Would you pull out every line of the material that contains the string "Churian"?

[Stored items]

◆ ◆ ◆ ◆ ◆

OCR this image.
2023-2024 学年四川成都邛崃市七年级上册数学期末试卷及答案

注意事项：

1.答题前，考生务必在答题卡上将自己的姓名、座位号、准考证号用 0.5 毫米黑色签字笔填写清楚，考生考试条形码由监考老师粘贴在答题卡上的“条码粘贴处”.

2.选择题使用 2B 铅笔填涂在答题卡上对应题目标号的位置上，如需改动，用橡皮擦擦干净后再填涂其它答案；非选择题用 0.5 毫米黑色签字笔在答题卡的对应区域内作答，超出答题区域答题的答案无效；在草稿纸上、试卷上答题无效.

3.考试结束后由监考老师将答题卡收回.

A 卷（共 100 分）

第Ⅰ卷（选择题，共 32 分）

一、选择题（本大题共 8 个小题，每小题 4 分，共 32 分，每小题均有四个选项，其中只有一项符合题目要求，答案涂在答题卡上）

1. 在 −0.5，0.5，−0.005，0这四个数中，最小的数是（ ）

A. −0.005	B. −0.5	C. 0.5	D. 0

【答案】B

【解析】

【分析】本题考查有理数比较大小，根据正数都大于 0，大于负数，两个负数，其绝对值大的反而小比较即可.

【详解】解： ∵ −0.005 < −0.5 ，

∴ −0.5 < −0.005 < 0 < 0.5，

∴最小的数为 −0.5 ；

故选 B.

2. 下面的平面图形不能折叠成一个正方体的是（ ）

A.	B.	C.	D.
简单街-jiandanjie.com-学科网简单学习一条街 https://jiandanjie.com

◆ ◆ ◆ ◆ ◆

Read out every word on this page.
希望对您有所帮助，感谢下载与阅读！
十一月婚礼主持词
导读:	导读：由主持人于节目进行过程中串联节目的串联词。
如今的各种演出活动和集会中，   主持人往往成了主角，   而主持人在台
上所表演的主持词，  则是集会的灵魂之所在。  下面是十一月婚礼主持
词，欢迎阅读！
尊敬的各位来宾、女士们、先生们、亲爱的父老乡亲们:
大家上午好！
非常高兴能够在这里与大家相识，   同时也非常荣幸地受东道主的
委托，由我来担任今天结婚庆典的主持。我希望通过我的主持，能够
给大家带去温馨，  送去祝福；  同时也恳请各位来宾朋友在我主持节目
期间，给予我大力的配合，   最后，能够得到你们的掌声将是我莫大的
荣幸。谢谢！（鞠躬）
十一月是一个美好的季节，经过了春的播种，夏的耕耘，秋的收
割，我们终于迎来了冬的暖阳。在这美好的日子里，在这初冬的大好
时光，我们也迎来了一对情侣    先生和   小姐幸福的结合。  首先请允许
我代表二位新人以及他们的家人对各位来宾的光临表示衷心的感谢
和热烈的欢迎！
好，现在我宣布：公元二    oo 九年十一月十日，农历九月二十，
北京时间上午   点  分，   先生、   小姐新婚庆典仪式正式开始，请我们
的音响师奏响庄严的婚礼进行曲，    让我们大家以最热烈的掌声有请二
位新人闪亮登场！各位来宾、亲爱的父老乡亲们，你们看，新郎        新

◆ ◆ ◆ ◆ ◆

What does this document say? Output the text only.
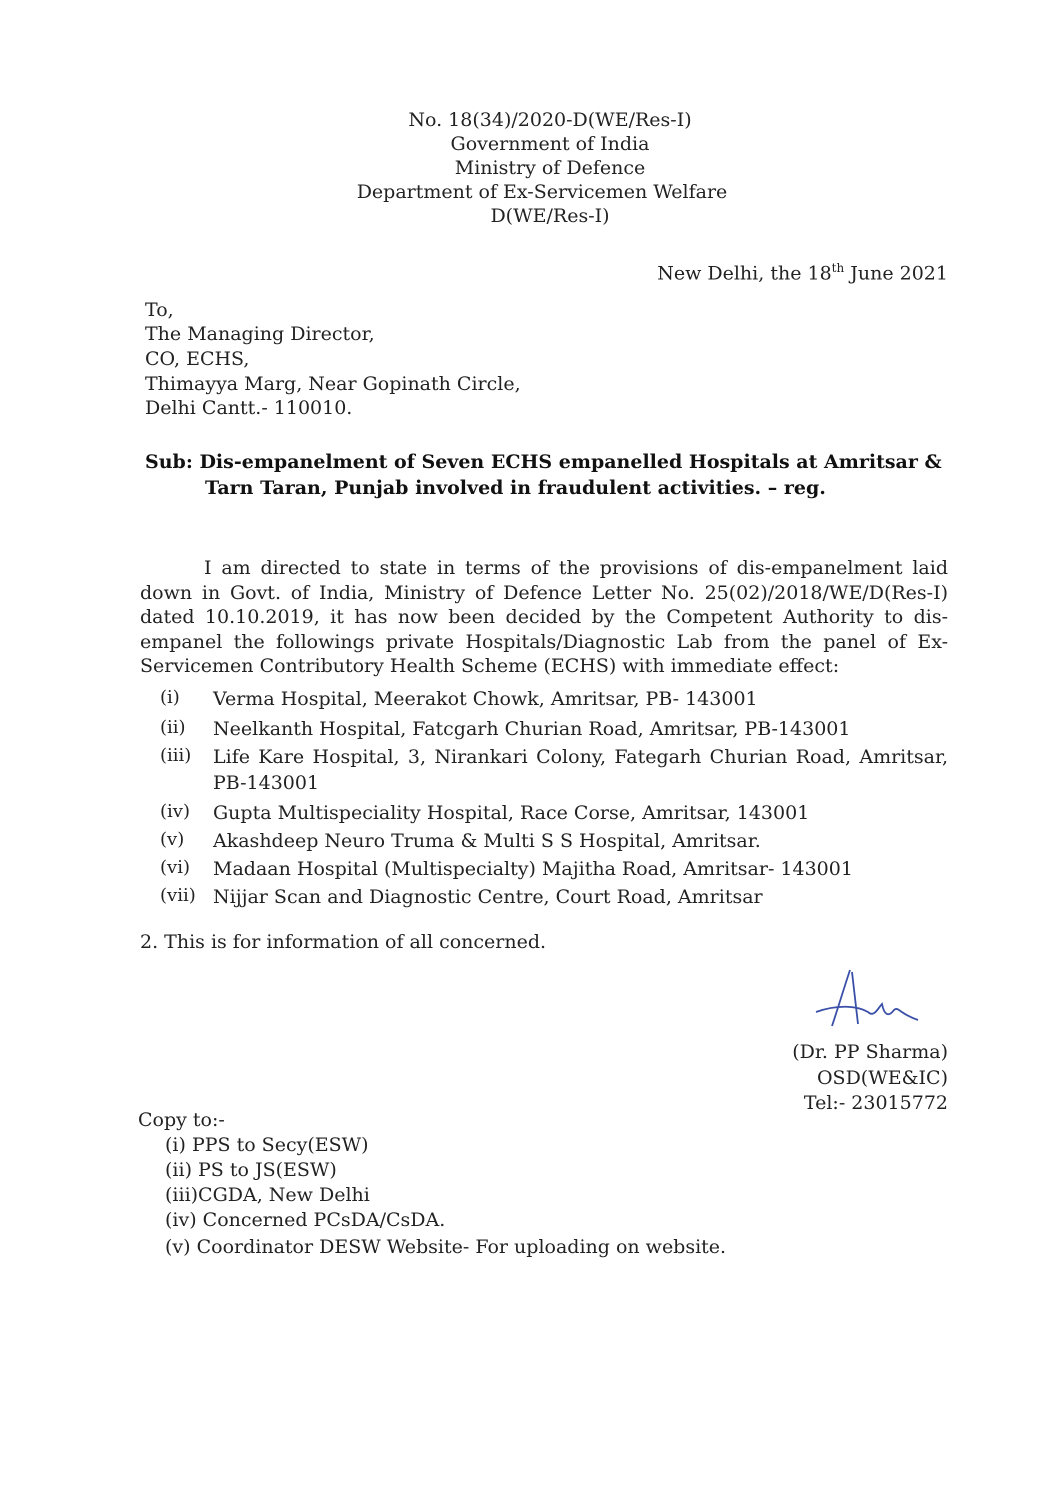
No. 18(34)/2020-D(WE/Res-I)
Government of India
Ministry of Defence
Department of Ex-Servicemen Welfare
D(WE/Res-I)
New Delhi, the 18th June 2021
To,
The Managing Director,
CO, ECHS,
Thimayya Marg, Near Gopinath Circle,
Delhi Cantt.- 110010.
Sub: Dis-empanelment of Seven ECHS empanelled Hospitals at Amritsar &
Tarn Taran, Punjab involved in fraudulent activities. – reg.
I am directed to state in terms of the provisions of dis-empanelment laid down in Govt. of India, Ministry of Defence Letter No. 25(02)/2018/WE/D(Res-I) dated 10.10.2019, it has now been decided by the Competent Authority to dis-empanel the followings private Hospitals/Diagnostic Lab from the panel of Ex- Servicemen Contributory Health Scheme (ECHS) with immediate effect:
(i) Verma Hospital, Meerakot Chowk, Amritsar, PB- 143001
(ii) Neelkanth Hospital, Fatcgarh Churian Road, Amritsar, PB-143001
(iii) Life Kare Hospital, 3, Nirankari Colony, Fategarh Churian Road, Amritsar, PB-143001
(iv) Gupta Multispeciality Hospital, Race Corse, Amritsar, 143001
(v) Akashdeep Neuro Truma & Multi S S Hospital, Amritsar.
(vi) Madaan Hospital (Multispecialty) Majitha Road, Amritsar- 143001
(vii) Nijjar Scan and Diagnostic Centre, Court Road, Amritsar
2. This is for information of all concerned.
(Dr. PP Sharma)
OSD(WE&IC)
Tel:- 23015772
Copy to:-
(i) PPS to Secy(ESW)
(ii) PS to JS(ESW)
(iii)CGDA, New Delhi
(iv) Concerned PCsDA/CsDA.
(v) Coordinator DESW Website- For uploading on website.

◆ ◆ ◆ ◆ ◆

## Worked solution
(ii) Neelkanth Hospital, Fatcgarh Churian Road, Amritsar, PB-143001
(iii) Life Kare Hospital, 3, Nirankari Colony, Fategarh Churian Road, Amritsar, PB-143001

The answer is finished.